## Work to do
Each entry below is to be given again word for word, with no pictures.

━━━━━ Records to process ━━━━━

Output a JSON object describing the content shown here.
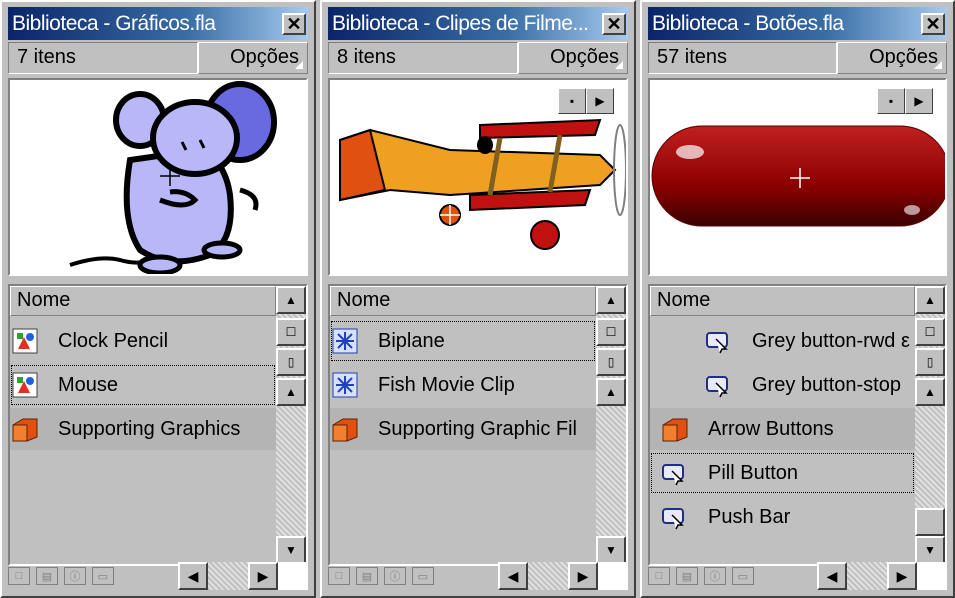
{
  "panels": [
    {
      "title": "Biblioteca - Gráficos.fla",
      "count": "7 itens",
      "options": "Opções",
      "header": "Nome",
      "items": [
        {
          "label": "Clock Pencil",
          "icon": "graphic-symbol-icon"
        },
        {
          "label": "Mouse",
          "icon": "graphic-symbol-icon"
        },
        {
          "label": "Supporting Graphics",
          "icon": "folder-icon"
        }
      ]
    },
    {
      "title": "Biblioteca - Clipes de Filme...",
      "count": "8 itens",
      "options": "Opções",
      "header": "Nome",
      "items": [
        {
          "label": "Biplane",
          "icon": "movie-clip-icon"
        },
        {
          "label": "Fish Movie Clip",
          "icon": "movie-clip-icon"
        },
        {
          "label": "Supporting Graphic Fil",
          "icon": "folder-icon"
        }
      ]
    },
    {
      "title": "Biblioteca - Botões.fla",
      "count": "57 itens",
      "options": "Opções",
      "header": "Nome",
      "items": [
        {
          "label": "Grey button-rwd ε",
          "icon": "button-symbol-icon"
        },
        {
          "label": "Grey button-stop",
          "icon": "button-symbol-icon"
        },
        {
          "label": "Arrow Buttons",
          "icon": "folder-icon"
        },
        {
          "label": "Pill Button",
          "icon": "button-symbol-icon"
        },
        {
          "label": "Push Bar",
          "icon": "button-symbol-icon"
        }
      ]
    }
  ],
  "colors": {
    "titlebar_start": "#0a246a",
    "titlebar_end": "#a6caf0",
    "mouse_fill": "#b8b8f8",
    "plane_orange": "#f0a020",
    "pill_red": "#8b0000"
  }
}
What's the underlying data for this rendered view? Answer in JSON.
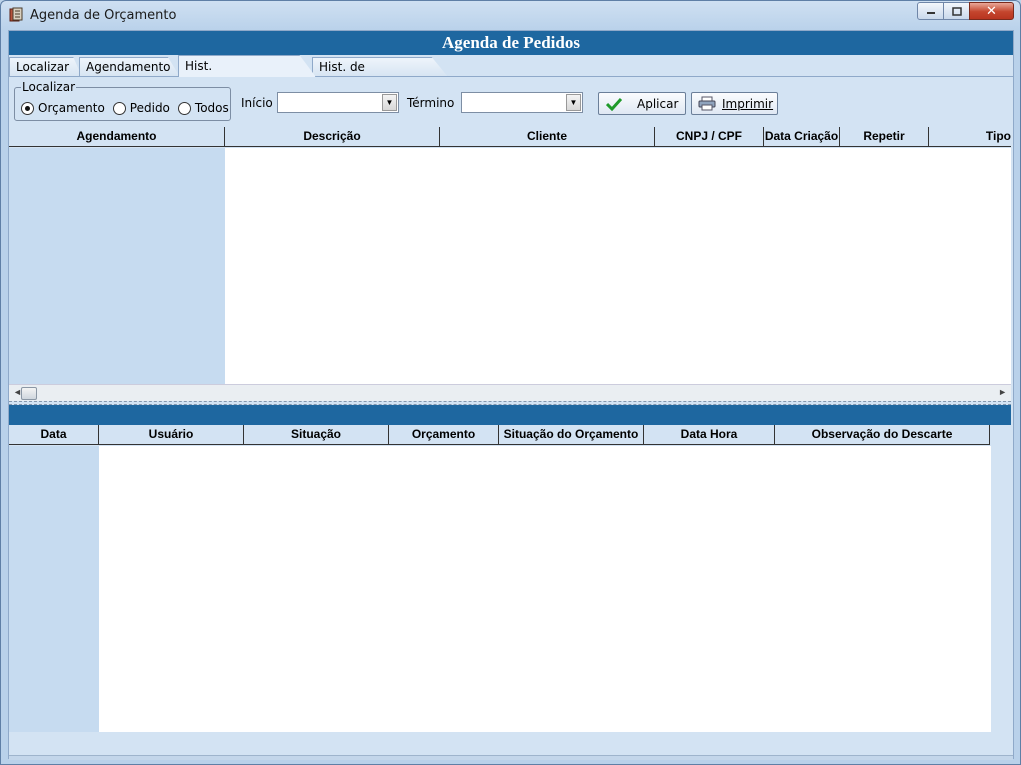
{
  "window": {
    "title": "Agenda de Orçamento",
    "minimize_label": "▭",
    "maximize_label": "□",
    "close_label": "✕"
  },
  "header": {
    "title": "Agenda de Pedidos"
  },
  "tabs": [
    {
      "label": "Localizar"
    },
    {
      "label": "Agendamento"
    },
    {
      "label": "Hist. Agendamentos"
    },
    {
      "label": "Hist. de Alterações"
    }
  ],
  "active_tab": "Hist. Agendamentos",
  "filters": {
    "group_label": "Localizar",
    "radios": [
      {
        "label": "Orçamento",
        "selected": true
      },
      {
        "label": "Pedido",
        "selected": false
      },
      {
        "label": "Todos",
        "selected": false
      }
    ],
    "inicio_label": "Início",
    "inicio_value": "",
    "termino_label": "Término",
    "termino_value": "",
    "apply_label": "Aplicar",
    "print_label": "Imprimir"
  },
  "grid_top": {
    "columns": [
      "Agendamento",
      "Descrição",
      "Cliente",
      "CNPJ / CPF",
      "Data Criação",
      "Repetir",
      "Tipo"
    ],
    "rows": []
  },
  "grid_bottom": {
    "columns": [
      "Data",
      "Usuário",
      "Situação",
      "Orçamento",
      "Situação do Orçamento",
      "Data Hora",
      "Observação do Descarte"
    ],
    "rows": []
  },
  "colors": {
    "accent": "#1e67a0",
    "panel": "#d3e3f3"
  }
}
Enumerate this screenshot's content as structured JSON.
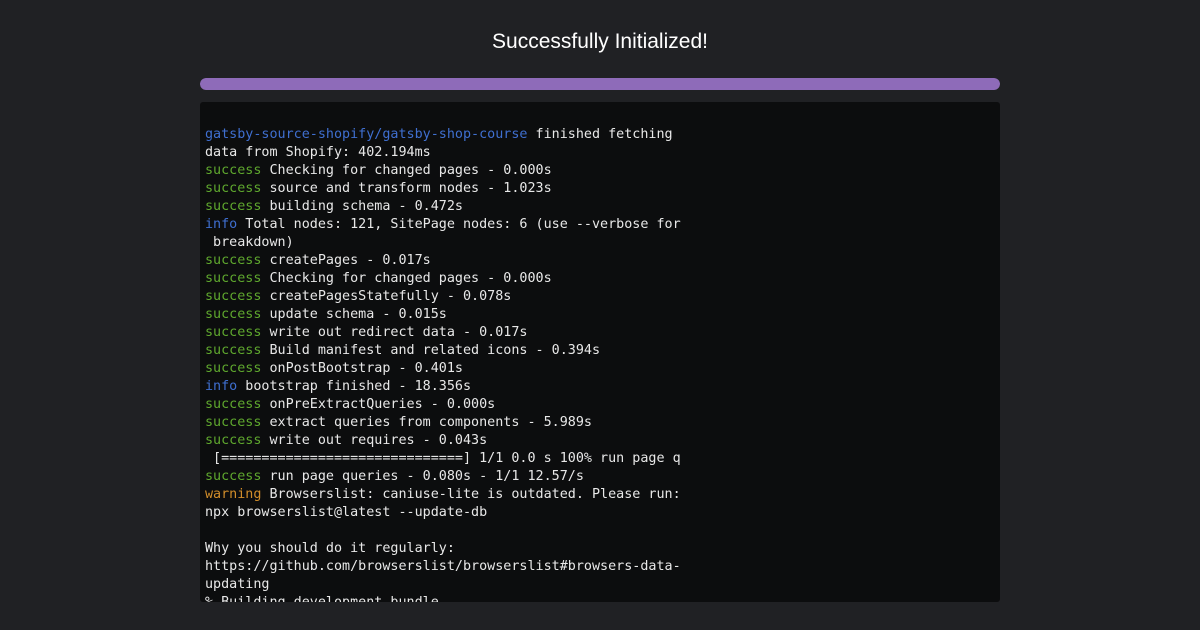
{
  "title": "Successfully Initialized!",
  "progress": {
    "percent": 100,
    "color": "#8e6bb9"
  },
  "colors": {
    "background": "#202124",
    "terminal_background": "#0c0d0e",
    "success": "#5fa82e",
    "info": "#3f6fd0",
    "warning": "#d18d2a",
    "text": "#e8e8e8"
  },
  "log_lines": [
    {
      "prefix": "gatsby-source-shopify/gatsby-shop-course",
      "level": "plugin",
      "text": " finished fetching"
    },
    {
      "prefix": "",
      "level": "",
      "text": "data from Shopify: 402.194ms"
    },
    {
      "prefix": "success",
      "level": "success",
      "text": " Checking for changed pages - 0.000s"
    },
    {
      "prefix": "success",
      "level": "success",
      "text": " source and transform nodes - 1.023s"
    },
    {
      "prefix": "success",
      "level": "success",
      "text": " building schema - 0.472s"
    },
    {
      "prefix": "info",
      "level": "info",
      "text": " Total nodes: 121, SitePage nodes: 6 (use --verbose for"
    },
    {
      "prefix": "",
      "level": "",
      "text": " breakdown)"
    },
    {
      "prefix": "success",
      "level": "success",
      "text": " createPages - 0.017s"
    },
    {
      "prefix": "success",
      "level": "success",
      "text": " Checking for changed pages - 0.000s"
    },
    {
      "prefix": "success",
      "level": "success",
      "text": " createPagesStatefully - 0.078s"
    },
    {
      "prefix": "success",
      "level": "success",
      "text": " update schema - 0.015s"
    },
    {
      "prefix": "success",
      "level": "success",
      "text": " write out redirect data - 0.017s"
    },
    {
      "prefix": "success",
      "level": "success",
      "text": " Build manifest and related icons - 0.394s"
    },
    {
      "prefix": "success",
      "level": "success",
      "text": " onPostBootstrap - 0.401s"
    },
    {
      "prefix": "info",
      "level": "info",
      "text": " bootstrap finished - 18.356s"
    },
    {
      "prefix": "success",
      "level": "success",
      "text": " onPreExtractQueries - 0.000s"
    },
    {
      "prefix": "success",
      "level": "success",
      "text": " extract queries from components - 5.989s"
    },
    {
      "prefix": "success",
      "level": "success",
      "text": " write out requires - 0.043s"
    },
    {
      "prefix": "",
      "level": "",
      "text": " [==============================] 1/1 0.0 s 100% run page q"
    },
    {
      "prefix": "success",
      "level": "success",
      "text": " run page queries - 0.080s - 1/1 12.57/s"
    },
    {
      "prefix": "warning",
      "level": "warning",
      "text": " Browserslist: caniuse-lite is outdated. Please run:"
    },
    {
      "prefix": "",
      "level": "",
      "text": "npx browserslist@latest --update-db"
    },
    {
      "prefix": "",
      "level": "",
      "text": ""
    },
    {
      "prefix": "",
      "level": "",
      "text": "Why you should do it regularly:"
    },
    {
      "prefix": "",
      "level": "",
      "text": "https://github.com/browserslist/browserslist#browsers-data-"
    },
    {
      "prefix": "",
      "level": "",
      "text": "updating"
    },
    {
      "prefix": "",
      "level": "",
      "text": "% Building development bundle"
    }
  ]
}
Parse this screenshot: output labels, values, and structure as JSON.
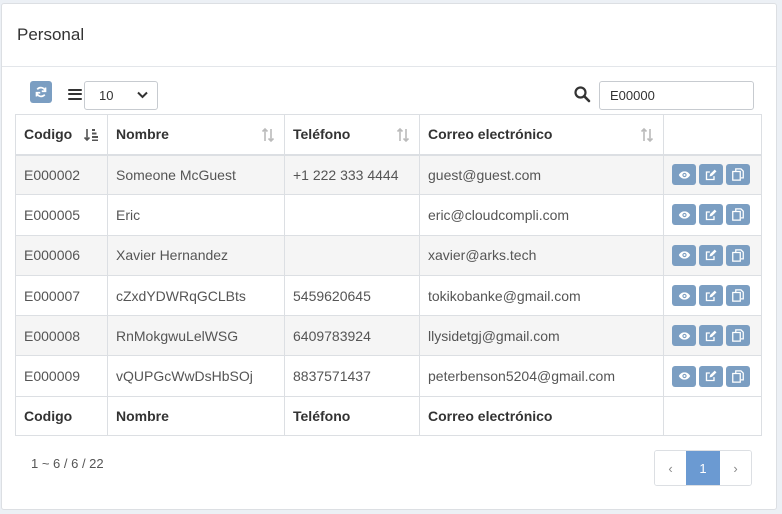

━━━━━

## The response
Output a JSON object describing the content shown here.
{
  "panels": [
    {
      "title": "Biblioteca - Gráficos.fla",
      "count": "7 itens",
      "options": "Opções",
      "header": "Nome",
      "items": [
        {
          "label": "Clock Pencil",
          "icon": "graphic-symbol-icon"
        },
        {
          "label": "Mouse",
          "icon": "graphic-symbol-icon"
        },
        {
          "label": "Supporting Graphics",
          "icon": "folder-icon"
        }
      ]
    },
    {
      "title": "Biblioteca - Clipes de Filme...",
      "count": "8 itens",
      "options": "Opções",
      "header": "Nome",
      "items": [
        {
          "label": "Biplane",
          "icon": "movie-clip-icon"
        },
        {
          "label": "Fish Movie Clip",
          "icon": "movie-clip-icon"
        },
        {
          "label": "Supporting Graphic Fil",
          "icon": "folder-icon"
        }
      ]
    },
    {
      "title": "Biblioteca - Botões.fla",
      "count": "57 itens",
      "options": "Opções",
      "header": "Nome",
      "items": [
        {
          "label": "Grey button-rwd ε",
          "icon": "button-symbol-icon"
        },
        {
          "label": "Grey button-stop",
          "icon": "button-symbol-icon"
        },
        {
          "label": "Arrow Buttons",
          "icon": "folder-icon"
        },
        {
          "label": "Pill Button",
          "icon": "button-symbol-icon"
        },
        {
          "label": "Push Bar",
          "icon": "button-symbol-icon"
        }
      ]
    }
  ],
  "colors": {
    "titlebar_start": "#0a246a",
    "titlebar_end": "#a6caf0",
    "mouse_fill": "#b8b8f8",
    "plane_orange": "#f0a020",
    "pill_red": "#8b0000"
  }
}
What's the underlying data for this rendered view? Answer in JSON.
{
  "window": {
    "title": "Agenda de Orçamento",
    "minimize_label": "▭",
    "maximize_label": "□",
    "close_label": "✕"
  },
  "header": {
    "title": "Agenda de Pedidos"
  },
  "tabs": [
    {
      "label": "Localizar"
    },
    {
      "label": "Agendamento"
    },
    {
      "label": "Hist. Agendamentos"
    },
    {
      "label": "Hist. de Alterações"
    }
  ],
  "active_tab": "Hist. Agendamentos",
  "filters": {
    "group_label": "Localizar",
    "radios": [
      {
        "label": "Orçamento",
        "selected": true
      },
      {
        "label": "Pedido",
        "selected": false
      },
      {
        "label": "Todos",
        "selected": false
      }
    ],
    "inicio_label": "Início",
    "inicio_value": "",
    "termino_label": "Término",
    "termino_value": "",
    "apply_label": "Aplicar",
    "print_label": "Imprimir"
  },
  "grid_top": {
    "columns": [
      "Agendamento",
      "Descrição",
      "Cliente",
      "CNPJ / CPF",
      "Data Criação",
      "Repetir",
      "Tipo"
    ],
    "rows": []
  },
  "grid_bottom": {
    "columns": [
      "Data",
      "Usuário",
      "Situação",
      "Orçamento",
      "Situação do Orçamento",
      "Data Hora",
      "Observação do Descarte"
    ],
    "rows": []
  },
  "colors": {
    "accent": "#1e67a0",
    "panel": "#d3e3f3"
  }
}
Enumerate this screenshot's content as structured JSON.
{
  "title": "Successfully Initialized!",
  "progress": {
    "percent": 100,
    "color": "#8e6bb9"
  },
  "colors": {
    "background": "#202124",
    "terminal_background": "#0c0d0e",
    "success": "#5fa82e",
    "info": "#3f6fd0",
    "warning": "#d18d2a",
    "text": "#e8e8e8"
  },
  "log_lines": [
    {
      "prefix": "gatsby-source-shopify/gatsby-shop-course",
      "level": "plugin",
      "text": " finished fetching"
    },
    {
      "prefix": "",
      "level": "",
      "text": "data from Shopify: 402.194ms"
    },
    {
      "prefix": "success",
      "level": "success",
      "text": " Checking for changed pages - 0.000s"
    },
    {
      "prefix": "success",
      "level": "success",
      "text": " source and transform nodes - 1.023s"
    },
    {
      "prefix": "success",
      "level": "success",
      "text": " building schema - 0.472s"
    },
    {
      "prefix": "info",
      "level": "info",
      "text": " Total nodes: 121, SitePage nodes: 6 (use --verbose for"
    },
    {
      "prefix": "",
      "level": "",
      "text": " breakdown)"
    },
    {
      "prefix": "success",
      "level": "success",
      "text": " createPages - 0.017s"
    },
    {
      "prefix": "success",
      "level": "success",
      "text": " Checking for changed pages - 0.000s"
    },
    {
      "prefix": "success",
      "level": "success",
      "text": " createPagesStatefully - 0.078s"
    },
    {
      "prefix": "success",
      "level": "success",
      "text": " update schema - 0.015s"
    },
    {
      "prefix": "success",
      "level": "success",
      "text": " write out redirect data - 0.017s"
    },
    {
      "prefix": "success",
      "level": "success",
      "text": " Build manifest and related icons - 0.394s"
    },
    {
      "prefix": "success",
      "level": "success",
      "text": " onPostBootstrap - 0.401s"
    },
    {
      "prefix": "info",
      "level": "info",
      "text": " bootstrap finished - 18.356s"
    },
    {
      "prefix": "success",
      "level": "success",
      "text": " onPreExtractQueries - 0.000s"
    },
    {
      "prefix": "success",
      "level": "success",
      "text": " extract queries from components - 5.989s"
    },
    {
      "prefix": "success",
      "level": "success",
      "text": " write out requires - 0.043s"
    },
    {
      "prefix": "",
      "level": "",
      "text": " [==============================] 1/1 0.0 s 100% run page q"
    },
    {
      "prefix": "success",
      "level": "success",
      "text": " run page queries - 0.080s - 1/1 12.57/s"
    },
    {
      "prefix": "warning",
      "level": "warning",
      "text": " Browserslist: caniuse-lite is outdated. Please run:"
    },
    {
      "prefix": "",
      "level": "",
      "text": "npx browserslist@latest --update-db"
    },
    {
      "prefix": "",
      "level": "",
      "text": ""
    },
    {
      "prefix": "",
      "level": "",
      "text": "Why you should do it regularly:"
    },
    {
      "prefix": "",
      "level": "",
      "text": "https://github.com/browserslist/browserslist#browsers-data-"
    },
    {
      "prefix": "",
      "level": "",
      "text": "updating"
    },
    {
      "prefix": "",
      "level": "",
      "text": "% Building development bundle"
    }
  ]
}
Parse this screenshot: output labels, values, and structure as JSON.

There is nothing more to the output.